Exercise material:
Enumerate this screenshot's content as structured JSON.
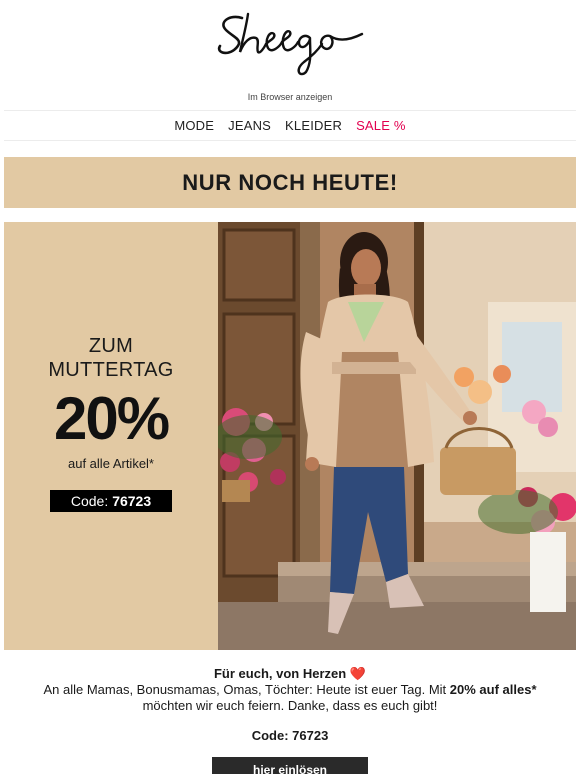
{
  "brand": {
    "logo_text": "Sheego"
  },
  "header": {
    "browser_link": "Im Browser anzeigen"
  },
  "nav": {
    "items": [
      {
        "label": "MODE"
      },
      {
        "label": "JEANS"
      },
      {
        "label": "KLEIDER"
      },
      {
        "label": "SALE %",
        "color": "#e2004f"
      }
    ]
  },
  "banner": {
    "text": "NUR NOCH HEUTE!",
    "background": "#e2c9a3"
  },
  "promo": {
    "line1": "ZUM",
    "line2": "MUTTERTAG",
    "discount": "20%",
    "subtitle": "auf alle Artikel*",
    "code_label": "Code:",
    "code_value": "76723"
  },
  "body": {
    "headline": "Für euch, von Herzen",
    "headline_icon": "heart-icon",
    "text_part1": "An alle Mamas, Bonusmamas, Omas, Töchter: Heute ist euer Tag. Mit ",
    "text_bold": "20% auf alles*",
    "text_part2": " möchten wir euch feiern. Danke, dass es euch gibt!",
    "code_line": "Code: 76723",
    "cta_label": "hier einlösen"
  }
}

Exercise: Drop the images and repeat the data exactly.

Answer in full:
Enumerate this screenshot's content as structured JSON.
{
  "brand": {
    "logo_text": "Sheego"
  },
  "header": {
    "browser_link": "Im Browser anzeigen"
  },
  "nav": {
    "items": [
      {
        "label": "MODE"
      },
      {
        "label": "JEANS"
      },
      {
        "label": "KLEIDER"
      },
      {
        "label": "SALE %",
        "color": "#e2004f"
      }
    ]
  },
  "banner": {
    "text": "NUR NOCH HEUTE!",
    "background": "#e2c9a3"
  },
  "promo": {
    "line1": "ZUM",
    "line2": "MUTTERTAG",
    "discount": "20%",
    "subtitle": "auf alle Artikel*",
    "code_label": "Code:",
    "code_value": "76723"
  },
  "body": {
    "headline": "Für euch, von Herzen",
    "headline_icon": "heart-icon",
    "text_part1": "An alle Mamas, Bonusmamas, Omas, Töchter: Heute ist euer Tag. Mit ",
    "text_bold": "20% auf alles*",
    "text_part2": " möchten wir euch feiern. Danke, dass es euch gibt!",
    "code_line": "Code: 76723",
    "cta_label": "hier einlösen"
  }
}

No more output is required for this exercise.